==== Text shown

On 5 March 2010 21:59, Graeme Geldenhuys <graemeg.li...@gmail.com> wrote:
> Hi,
>
> [...If you are easily offended to what I normally write, stop reading now...]
>
>
> This is a continuation of my issues regarding the tab-type components.
> Lazarus team doesn't have enough manpower or resources to maintain
> duplicate components, chase a moving target which has dedicated
> developers and corporate money backing (Delphi), and still implement
> it's own unique features and be a competitive product (or a project
> Delphi developers would want to switch too).

Welcome to the world of software, our job is chasing moving targets :(
 You'd probably find that many people here don't really care about
people switching, but it will help the community and have more people
that can contribute patches (or probably just file more bug reports).

> This worrying issues is more visible lately than ever before. I'm
> starting to worry that Lazarus team is trying so hard to catch a
> moving target (delphi) and trying to implement many fancy features,
> that nothing actually ends up becoming stable or compatible for long.
> The old English saying holds true here: "Jack of all trades, but
> master of none". Look how long GTK1 took to become stable, and just
> when it did, Lazarus switched to LCL-GTK2, which is still marked as
> beta quality, has slower performance than GTK1 - so here we start all
> over again. Not to mention that GTK1 is now often broken too, so we
> can't even switch back if we wanted too. :-(

You need to forget about gtk1, I'd be surprised if you can actually
find the libs on your distro.  It's deprecated.  Regarding the
slower/faster thing, it's like comparing apples with pears, seriously.

========
==== Information supplied

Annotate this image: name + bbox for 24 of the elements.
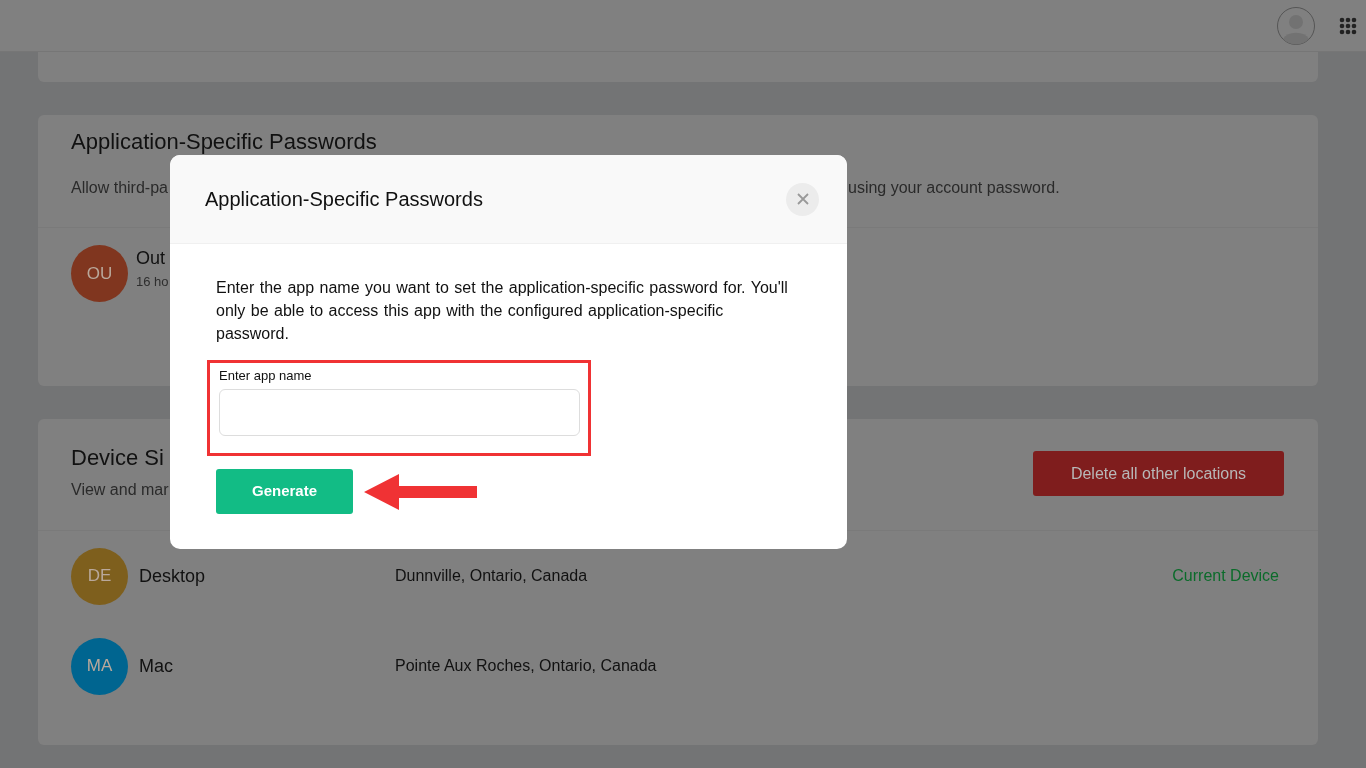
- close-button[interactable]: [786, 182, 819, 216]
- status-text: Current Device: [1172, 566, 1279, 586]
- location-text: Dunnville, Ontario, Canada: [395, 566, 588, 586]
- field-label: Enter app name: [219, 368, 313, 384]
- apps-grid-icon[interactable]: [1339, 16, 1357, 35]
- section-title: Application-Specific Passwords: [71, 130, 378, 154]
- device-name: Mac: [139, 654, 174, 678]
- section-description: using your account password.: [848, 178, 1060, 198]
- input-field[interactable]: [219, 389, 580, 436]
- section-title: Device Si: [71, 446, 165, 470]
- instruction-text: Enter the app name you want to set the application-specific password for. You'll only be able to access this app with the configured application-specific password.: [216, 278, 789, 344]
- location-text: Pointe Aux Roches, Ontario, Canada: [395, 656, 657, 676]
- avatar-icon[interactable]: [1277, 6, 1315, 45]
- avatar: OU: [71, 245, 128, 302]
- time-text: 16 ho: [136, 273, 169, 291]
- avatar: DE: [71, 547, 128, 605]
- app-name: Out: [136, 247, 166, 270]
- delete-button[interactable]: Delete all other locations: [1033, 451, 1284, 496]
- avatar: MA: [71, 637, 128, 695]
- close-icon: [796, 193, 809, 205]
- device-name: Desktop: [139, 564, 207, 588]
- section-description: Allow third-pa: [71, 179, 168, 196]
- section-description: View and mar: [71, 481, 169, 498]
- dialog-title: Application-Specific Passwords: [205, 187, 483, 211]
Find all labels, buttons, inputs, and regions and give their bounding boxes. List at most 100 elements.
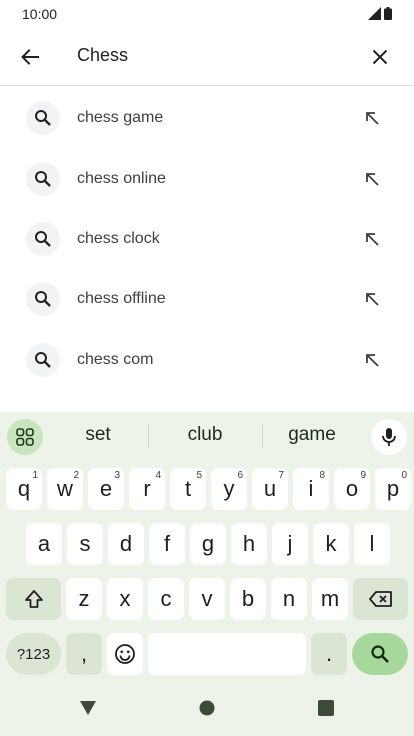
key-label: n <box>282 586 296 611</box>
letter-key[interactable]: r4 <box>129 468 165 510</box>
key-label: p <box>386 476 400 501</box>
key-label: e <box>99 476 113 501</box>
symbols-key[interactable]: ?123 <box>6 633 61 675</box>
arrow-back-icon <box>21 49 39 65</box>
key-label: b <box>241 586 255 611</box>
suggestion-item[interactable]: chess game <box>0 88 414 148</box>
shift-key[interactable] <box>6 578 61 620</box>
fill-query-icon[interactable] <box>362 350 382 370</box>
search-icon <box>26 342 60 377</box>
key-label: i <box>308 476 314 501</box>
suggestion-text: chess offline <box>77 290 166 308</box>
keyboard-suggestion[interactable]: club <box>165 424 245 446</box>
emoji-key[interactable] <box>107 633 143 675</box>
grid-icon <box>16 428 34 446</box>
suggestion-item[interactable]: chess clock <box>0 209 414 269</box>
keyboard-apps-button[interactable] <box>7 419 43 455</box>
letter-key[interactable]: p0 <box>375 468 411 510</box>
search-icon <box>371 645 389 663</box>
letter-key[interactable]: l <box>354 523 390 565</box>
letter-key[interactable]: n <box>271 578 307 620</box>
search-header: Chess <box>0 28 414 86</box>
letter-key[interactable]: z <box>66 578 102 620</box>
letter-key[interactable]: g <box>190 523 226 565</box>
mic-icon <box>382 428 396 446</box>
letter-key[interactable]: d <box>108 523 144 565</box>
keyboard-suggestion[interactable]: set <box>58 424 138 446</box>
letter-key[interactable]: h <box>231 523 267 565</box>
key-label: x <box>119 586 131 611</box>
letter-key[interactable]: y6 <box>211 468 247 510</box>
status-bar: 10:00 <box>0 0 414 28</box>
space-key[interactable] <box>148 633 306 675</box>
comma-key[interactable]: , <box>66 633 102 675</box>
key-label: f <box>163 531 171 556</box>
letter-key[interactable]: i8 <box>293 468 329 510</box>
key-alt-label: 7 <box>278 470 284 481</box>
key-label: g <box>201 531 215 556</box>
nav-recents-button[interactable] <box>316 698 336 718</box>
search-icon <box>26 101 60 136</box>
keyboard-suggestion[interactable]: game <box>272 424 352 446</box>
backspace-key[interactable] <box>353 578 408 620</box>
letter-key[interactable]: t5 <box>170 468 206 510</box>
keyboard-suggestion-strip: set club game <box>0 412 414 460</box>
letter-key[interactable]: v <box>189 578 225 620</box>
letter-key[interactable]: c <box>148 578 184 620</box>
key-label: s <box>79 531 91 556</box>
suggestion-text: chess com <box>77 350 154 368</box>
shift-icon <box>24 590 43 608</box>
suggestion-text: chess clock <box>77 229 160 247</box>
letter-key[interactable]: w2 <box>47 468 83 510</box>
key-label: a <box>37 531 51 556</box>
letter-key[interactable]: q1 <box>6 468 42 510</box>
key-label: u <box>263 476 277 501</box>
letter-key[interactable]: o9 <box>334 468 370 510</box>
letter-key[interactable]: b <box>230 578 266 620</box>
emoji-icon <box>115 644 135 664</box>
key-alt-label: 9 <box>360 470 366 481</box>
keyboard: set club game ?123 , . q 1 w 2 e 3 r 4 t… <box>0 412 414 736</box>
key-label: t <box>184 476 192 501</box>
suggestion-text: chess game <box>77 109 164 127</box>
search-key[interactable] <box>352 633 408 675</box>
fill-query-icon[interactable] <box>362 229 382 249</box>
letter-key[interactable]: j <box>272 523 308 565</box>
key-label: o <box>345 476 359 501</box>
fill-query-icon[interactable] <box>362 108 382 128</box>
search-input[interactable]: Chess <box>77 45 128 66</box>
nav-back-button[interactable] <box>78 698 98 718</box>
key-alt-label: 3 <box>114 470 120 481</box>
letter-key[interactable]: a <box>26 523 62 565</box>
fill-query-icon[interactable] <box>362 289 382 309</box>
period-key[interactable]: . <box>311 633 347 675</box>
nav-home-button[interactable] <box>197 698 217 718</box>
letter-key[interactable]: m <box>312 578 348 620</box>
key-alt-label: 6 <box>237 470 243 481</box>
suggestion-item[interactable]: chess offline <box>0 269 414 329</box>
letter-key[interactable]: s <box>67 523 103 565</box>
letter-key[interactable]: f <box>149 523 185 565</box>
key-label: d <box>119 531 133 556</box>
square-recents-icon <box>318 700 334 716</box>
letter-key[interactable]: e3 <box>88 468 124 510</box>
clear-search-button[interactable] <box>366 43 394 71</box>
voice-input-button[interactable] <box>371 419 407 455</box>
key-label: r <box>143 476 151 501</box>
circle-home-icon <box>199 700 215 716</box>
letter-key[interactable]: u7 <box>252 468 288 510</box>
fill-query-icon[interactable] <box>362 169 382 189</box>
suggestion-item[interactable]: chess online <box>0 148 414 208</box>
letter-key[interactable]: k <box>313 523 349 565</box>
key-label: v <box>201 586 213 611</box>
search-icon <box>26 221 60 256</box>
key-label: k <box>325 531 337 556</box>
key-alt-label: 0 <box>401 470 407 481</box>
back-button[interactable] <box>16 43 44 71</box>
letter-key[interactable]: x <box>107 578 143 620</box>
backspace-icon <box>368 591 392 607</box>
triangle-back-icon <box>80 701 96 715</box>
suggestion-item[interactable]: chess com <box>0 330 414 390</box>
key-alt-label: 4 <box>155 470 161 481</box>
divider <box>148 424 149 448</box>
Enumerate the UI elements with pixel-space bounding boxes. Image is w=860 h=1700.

========
==== Information supplied

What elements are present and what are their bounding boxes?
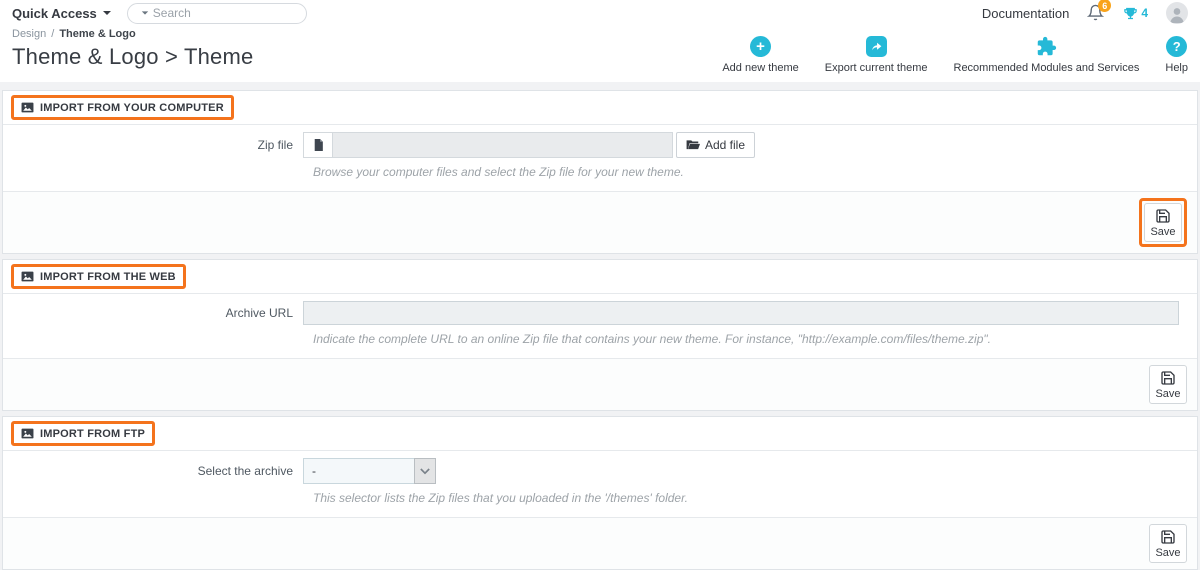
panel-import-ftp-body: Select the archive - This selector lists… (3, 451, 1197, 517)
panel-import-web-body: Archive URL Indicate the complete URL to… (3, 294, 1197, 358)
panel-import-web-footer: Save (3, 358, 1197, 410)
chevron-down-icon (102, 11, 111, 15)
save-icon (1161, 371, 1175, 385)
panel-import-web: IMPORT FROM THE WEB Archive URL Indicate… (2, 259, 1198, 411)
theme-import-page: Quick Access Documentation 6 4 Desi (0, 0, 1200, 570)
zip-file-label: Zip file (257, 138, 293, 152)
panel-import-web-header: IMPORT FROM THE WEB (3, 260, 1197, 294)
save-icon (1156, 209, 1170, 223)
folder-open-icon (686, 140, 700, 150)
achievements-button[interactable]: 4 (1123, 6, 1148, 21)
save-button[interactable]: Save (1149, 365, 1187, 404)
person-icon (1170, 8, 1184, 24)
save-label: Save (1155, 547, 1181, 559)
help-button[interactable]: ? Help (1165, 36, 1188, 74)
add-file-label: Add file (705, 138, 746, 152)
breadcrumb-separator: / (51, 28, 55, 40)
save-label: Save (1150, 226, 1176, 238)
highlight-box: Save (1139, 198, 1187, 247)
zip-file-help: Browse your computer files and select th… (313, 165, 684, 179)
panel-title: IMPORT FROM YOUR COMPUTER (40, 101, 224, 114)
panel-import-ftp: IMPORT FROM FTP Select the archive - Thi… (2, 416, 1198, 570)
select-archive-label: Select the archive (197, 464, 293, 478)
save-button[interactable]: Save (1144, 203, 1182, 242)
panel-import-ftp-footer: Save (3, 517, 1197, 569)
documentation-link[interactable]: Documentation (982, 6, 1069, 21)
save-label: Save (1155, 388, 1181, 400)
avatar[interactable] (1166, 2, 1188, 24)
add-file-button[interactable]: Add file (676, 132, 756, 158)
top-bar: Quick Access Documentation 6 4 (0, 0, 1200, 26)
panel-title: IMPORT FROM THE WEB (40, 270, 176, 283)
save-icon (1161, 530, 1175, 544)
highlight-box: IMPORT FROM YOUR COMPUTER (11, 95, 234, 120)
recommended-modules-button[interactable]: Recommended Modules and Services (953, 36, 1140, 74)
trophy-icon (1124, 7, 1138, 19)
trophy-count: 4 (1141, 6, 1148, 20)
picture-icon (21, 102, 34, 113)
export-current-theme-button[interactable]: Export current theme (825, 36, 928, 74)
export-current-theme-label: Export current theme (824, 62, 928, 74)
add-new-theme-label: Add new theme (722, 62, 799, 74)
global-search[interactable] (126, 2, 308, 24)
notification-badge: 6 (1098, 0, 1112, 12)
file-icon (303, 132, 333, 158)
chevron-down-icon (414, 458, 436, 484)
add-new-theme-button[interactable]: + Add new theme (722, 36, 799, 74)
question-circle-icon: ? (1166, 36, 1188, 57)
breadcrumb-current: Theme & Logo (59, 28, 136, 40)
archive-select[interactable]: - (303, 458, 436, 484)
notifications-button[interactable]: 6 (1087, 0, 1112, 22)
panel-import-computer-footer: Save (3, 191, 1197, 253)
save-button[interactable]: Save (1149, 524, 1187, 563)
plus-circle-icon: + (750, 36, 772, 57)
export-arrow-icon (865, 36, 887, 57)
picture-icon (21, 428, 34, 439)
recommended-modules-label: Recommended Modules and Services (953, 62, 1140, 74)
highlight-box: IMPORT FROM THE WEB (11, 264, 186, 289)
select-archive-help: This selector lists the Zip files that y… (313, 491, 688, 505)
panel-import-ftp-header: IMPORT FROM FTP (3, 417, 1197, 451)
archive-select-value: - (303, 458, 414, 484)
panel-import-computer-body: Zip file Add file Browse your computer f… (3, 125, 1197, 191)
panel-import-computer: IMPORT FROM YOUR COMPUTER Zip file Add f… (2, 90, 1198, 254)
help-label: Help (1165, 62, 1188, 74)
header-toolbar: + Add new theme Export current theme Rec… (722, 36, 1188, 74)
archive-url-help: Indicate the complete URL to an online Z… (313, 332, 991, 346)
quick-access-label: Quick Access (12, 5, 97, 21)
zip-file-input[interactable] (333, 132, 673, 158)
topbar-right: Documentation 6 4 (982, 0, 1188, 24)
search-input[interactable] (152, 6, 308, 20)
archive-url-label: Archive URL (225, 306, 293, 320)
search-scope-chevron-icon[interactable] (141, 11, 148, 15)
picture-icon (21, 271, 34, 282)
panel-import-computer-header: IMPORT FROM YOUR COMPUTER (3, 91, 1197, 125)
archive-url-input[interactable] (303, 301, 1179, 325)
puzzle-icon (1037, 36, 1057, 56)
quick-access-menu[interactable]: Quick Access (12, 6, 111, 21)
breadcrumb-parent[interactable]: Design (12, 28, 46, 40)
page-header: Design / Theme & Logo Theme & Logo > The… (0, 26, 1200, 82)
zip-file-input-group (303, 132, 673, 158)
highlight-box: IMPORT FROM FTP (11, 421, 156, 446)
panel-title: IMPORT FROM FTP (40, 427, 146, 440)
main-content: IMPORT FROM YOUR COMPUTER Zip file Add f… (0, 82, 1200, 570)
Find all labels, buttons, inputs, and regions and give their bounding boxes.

========

* [What this exercise asks]:
a – Return the stretch of the listing from the line containing "key-label: n <box>282 586 296 611</box>" through the line containing "suggestion-text: chess offline", including both of those lines.
b – Resume the email reply about Lazarus and GTK, starting right after its final sentence.
The listing and the email reply about Lazarus come from unrelated sources.

* [Responses by task]:
a –
key-label: n <box>282 586 296 611</box>
letter-key[interactable]: r4 <box>129 468 165 510</box>
key-label: p <box>386 476 400 501</box>
key-label: e <box>99 476 113 501</box>
symbols-key[interactable]: ?123 <box>6 633 61 675</box>
arrow-back-icon <box>21 49 39 65</box>
key-label: b <box>241 586 255 611</box>
suggestion-item[interactable]: chess game <box>0 88 414 148</box>
shift-key[interactable] <box>6 578 61 620</box>
fill-query-icon[interactable] <box>362 350 382 370</box>
search-icon <box>26 342 60 377</box>
key-label: i <box>308 476 314 501</box>
suggestion-text: chess offline <box>77 290 166 308</box>

b –
> I have also been seeing more and more developers complaining that
> their patches are not even being looked at - the core team seem to be
> preoccupied with other stuff. Yes I know we are all busy and have REAL
> jobs, but then give more developers write access and delicate work to
> those developers. The "fixes" branch has been totally unusable for
> months because the form designer is broken (you cannot move/resize
> components) and nothing is being done regarding that - even though it
> has been reported numerous times. Then there is the common known fact
> that if you port a component or implement your own component, it's
> guaranteed to not work or compile one or two Lazarus "minor.minor"
> versions later (I explicitly mention minor.minor because Lazarus
> doesn't increase major or minor versions - not it my lifetime at
> least). So this means developers (which are also busy) must keep
> fixing old/existing work.

One comment I can make about this is that a different development
model would probably work better (with managers pulling trees).  Then
you can ask the manager to pull and have more real code and patches
discussed (perhaps on a separate list).  I have a suspicion that
manpower is the real issue here, sadly.

Also, re compatibility of components, this is just the reality of any
evolving system (see for example kernel drivers, if you don't maintain
them, you lose them).

> Then developers like myself, which try and promote FPC and Lazarus IDE
> in the corporate environment, hoping to catch a break and get some
> corporate sponsorship for Lazarus, is having an endless battle. I
> personally have run out of options in what to recommend to such new
> clients/developers. The supposed to be stable "fixes" branch is
> broken. The "trunk" branch is changing to much for corporate on
> independent developers to use in commercial environment because it's
> often broken after a svn update or features are partially implement
> (expected from a trunk branch I supposed). But that leaves no real
> stable working version of Lazarus!

If we have people actively requesting patches to be picked and perhaps
more discussion of this on list.  But it all takes time.  Release
often, I guess, but that's hard for such a small team.

> I just feel there seems to be no clear direction or goal in the
> Lazarus project any more. What was the initial goal? To be Delphi
> compatible? But to which version: Delphi 7, Delphi 2005, Delphi 2007,
> Delphi 2009, Delphi 2010? Seriously you guys don't think you can keep
> up with a commercial funded company and still implement your own
> unique features. Lazarus needs it's own set of goals, not the goals of
> Embarcadero. And things are just going to get worse when Embarcadero
> releases their cross-platform compiler and toolkit in a year or so.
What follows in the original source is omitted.